◆ What you will do ◆
Scan the listing and work out how many lines contain the word "name". Nothing but the number should be given.

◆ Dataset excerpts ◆
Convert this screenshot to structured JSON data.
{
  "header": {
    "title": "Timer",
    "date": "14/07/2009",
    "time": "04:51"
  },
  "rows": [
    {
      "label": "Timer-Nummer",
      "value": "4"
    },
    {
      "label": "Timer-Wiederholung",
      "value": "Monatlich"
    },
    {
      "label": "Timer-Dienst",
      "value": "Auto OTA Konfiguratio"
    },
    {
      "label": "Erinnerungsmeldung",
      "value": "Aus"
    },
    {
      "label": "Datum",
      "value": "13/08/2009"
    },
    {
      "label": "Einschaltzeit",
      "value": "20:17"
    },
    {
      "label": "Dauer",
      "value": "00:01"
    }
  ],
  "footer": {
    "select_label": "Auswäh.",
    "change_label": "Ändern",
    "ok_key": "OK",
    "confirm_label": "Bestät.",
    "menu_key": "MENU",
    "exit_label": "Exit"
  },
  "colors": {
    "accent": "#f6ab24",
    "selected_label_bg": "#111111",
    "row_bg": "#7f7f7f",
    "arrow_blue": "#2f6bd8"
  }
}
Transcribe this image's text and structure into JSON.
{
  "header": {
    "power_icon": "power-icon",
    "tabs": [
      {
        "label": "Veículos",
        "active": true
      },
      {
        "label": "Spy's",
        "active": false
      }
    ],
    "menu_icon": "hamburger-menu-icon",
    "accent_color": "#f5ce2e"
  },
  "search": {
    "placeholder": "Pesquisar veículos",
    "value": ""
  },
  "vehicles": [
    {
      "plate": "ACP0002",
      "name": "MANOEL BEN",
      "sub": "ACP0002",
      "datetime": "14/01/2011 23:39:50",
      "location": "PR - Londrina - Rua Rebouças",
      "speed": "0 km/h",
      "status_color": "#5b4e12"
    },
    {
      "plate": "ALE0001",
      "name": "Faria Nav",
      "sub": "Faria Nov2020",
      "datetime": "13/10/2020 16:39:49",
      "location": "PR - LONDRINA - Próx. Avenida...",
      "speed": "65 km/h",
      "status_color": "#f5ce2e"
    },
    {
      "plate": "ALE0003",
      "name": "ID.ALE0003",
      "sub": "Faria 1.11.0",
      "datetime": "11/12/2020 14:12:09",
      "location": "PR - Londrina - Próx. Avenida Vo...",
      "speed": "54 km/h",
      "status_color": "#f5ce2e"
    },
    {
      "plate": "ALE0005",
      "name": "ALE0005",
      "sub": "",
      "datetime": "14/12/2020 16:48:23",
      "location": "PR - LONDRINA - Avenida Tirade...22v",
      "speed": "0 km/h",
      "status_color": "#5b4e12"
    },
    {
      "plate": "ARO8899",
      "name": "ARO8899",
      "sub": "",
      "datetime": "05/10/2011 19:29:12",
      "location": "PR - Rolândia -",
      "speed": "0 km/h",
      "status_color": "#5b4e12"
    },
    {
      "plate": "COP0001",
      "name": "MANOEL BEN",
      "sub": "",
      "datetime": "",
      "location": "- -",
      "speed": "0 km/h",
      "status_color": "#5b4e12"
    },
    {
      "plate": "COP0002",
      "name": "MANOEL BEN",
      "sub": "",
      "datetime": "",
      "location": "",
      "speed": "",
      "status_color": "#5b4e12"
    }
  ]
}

◆ Response to the exercise ◆
7